** BEGIN Supplied data **

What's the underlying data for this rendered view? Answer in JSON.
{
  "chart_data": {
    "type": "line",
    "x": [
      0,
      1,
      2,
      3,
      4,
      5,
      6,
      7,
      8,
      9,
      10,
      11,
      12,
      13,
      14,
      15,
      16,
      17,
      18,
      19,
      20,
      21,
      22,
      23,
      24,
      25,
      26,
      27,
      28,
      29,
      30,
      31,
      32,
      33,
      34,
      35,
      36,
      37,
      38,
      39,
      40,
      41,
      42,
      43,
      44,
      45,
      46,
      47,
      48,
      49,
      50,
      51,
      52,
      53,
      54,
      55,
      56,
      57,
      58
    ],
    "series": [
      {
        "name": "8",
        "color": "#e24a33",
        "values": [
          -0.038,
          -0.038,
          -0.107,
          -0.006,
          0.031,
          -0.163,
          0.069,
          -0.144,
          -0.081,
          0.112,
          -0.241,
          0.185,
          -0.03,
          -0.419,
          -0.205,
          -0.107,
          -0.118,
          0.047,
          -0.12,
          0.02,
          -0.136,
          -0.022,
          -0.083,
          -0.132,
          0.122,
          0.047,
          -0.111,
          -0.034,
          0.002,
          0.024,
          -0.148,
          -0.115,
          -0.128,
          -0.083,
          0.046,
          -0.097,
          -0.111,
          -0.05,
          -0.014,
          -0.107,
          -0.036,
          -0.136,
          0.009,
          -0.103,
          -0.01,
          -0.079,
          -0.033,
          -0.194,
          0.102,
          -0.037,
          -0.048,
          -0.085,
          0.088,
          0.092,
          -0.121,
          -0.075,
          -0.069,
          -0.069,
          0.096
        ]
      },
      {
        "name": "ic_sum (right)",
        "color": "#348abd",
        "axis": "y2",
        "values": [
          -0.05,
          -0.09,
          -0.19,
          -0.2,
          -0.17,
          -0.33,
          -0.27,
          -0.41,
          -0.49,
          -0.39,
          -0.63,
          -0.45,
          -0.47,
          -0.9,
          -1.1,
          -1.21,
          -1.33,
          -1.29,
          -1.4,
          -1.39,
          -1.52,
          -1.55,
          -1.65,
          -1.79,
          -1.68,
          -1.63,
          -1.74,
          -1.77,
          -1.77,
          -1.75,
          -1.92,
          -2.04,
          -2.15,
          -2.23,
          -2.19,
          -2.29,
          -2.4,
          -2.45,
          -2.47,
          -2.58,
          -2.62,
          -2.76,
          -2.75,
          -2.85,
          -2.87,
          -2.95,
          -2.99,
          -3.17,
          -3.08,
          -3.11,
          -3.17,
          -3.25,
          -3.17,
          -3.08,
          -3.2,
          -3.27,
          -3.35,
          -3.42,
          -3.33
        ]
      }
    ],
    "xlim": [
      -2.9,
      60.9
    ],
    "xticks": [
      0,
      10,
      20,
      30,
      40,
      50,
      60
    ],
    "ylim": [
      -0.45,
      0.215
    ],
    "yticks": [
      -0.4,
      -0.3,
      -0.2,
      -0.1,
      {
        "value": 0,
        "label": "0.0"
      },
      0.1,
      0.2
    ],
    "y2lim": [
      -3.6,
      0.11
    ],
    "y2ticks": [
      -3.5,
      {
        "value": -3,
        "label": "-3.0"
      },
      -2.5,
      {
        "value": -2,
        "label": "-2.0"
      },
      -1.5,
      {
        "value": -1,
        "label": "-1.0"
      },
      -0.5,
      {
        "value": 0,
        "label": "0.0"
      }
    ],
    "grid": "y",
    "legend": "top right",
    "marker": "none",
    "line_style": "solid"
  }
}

** END Supplied data **

The full set of records should be duplicated exactly.

• _Exercise response_
What's the underlying data for this rendered view? Answer in JSON.
{
  "chart_data": {
    "type": "line",
    "x": [
      0,
      1,
      2,
      3,
      4,
      5,
      6,
      7,
      8,
      9,
      10,
      11,
      12,
      13,
      14,
      15,
      16,
      17,
      18,
      19,
      20,
      21,
      22,
      23,
      24,
      25,
      26,
      27,
      28,
      29,
      30,
      31,
      32,
      33,
      34,
      35,
      36,
      37,
      38,
      39,
      40,
      41,
      42,
      43,
      44,
      45,
      46,
      47,
      48,
      49,
      50,
      51,
      52,
      53,
      54,
      55,
      56,
      57,
      58
    ],
    "series": [
      {
        "name": "8",
        "color": "#e24a33",
        "values": [
          -0.038,
          -0.038,
          -0.107,
          -0.006,
          0.031,
          -0.163,
          0.069,
          -0.144,
          -0.081,
          0.112,
          -0.241,
          0.185,
          -0.03,
          -0.419,
          -0.205,
          -0.107,
          -0.118,
          0.047,
          -0.12,
          0.02,
          -0.136,
          -0.022,
          -0.083,
          -0.132,
          0.122,
          0.047,
          -0.111,
          -0.034,
          0.002,
          0.024,
          -0.148,
          -0.115,
          -0.128,
          -0.083,
          0.046,
          -0.097,
          -0.111,
          -0.05,
          -0.014,
          -0.107,
          -0.036,
          -0.136,
          0.009,
          -0.103,
          -0.01,
          -0.079,
          -0.033,
          -0.194,
          0.102,
          -0.037,
          -0.048,
          -0.085,
          0.088,
          0.092,
          -0.121,
          -0.075,
          -0.069,
          -0.069,
          0.096
        ]
      },
      {
        "name": "ic_sum (right)",
        "color": "#348abd",
        "axis": "y2",
        "values": [
          -0.05,
          -0.09,
          -0.19,
          -0.2,
          -0.17,
          -0.33,
          -0.27,
          -0.41,
          -0.49,
          -0.39,
          -0.63,
          -0.45,
          -0.47,
          -0.9,
          -1.1,
          -1.21,
          -1.33,
          -1.29,
          -1.4,
          -1.39,
          -1.52,
          -1.55,
          -1.65,
          -1.79,
          -1.68,
          -1.63,
          -1.74,
          -1.77,
          -1.77,
          -1.75,
          -1.92,
          -2.04,
          -2.15,
          -2.23,
          -2.19,
          -2.29,
          -2.4,
          -2.45,
          -2.47,
          -2.58,
          -2.62,
          -2.76,
          -2.75,
          -2.85,
          -2.87,
          -2.95,
          -2.99,
          -3.17,
          -3.08,
          -3.11,
          -3.17,
          -3.25,
          -3.17,
          -3.08,
          -3.2,
          -3.27,
          -3.35,
          -3.42,
          -3.33
        ]
      }
    ],
    "xlim": [
      -2.9,
      60.9
    ],
    "xticks": [
      0,
      10,
      20,
      30,
      40,
      50,
      60
    ],
    "ylim": [
      -0.45,
      0.215
    ],
    "yticks": [
      -0.4,
      -0.3,
      -0.2,
      -0.1,
      {
        "value": 0,
        "label": "0.0"
      },
      0.1,
      0.2
    ],
    "y2lim": [
      -3.6,
      0.11
    ],
    "y2ticks": [
      -3.5,
      {
        "value": -3,
        "label": "-3.0"
      },
      -2.5,
      {
        "value": -2,
        "label": "-2.0"
      },
      -1.5,
      {
        "value": -1,
        "label": "-1.0"
      },
      -0.5,
      {
        "value": 0,
        "label": "0.0"
      }
    ],
    "grid": "y",
    "legend": "top right",
    "marker": "none",
    "line_style": "solid"
  }
}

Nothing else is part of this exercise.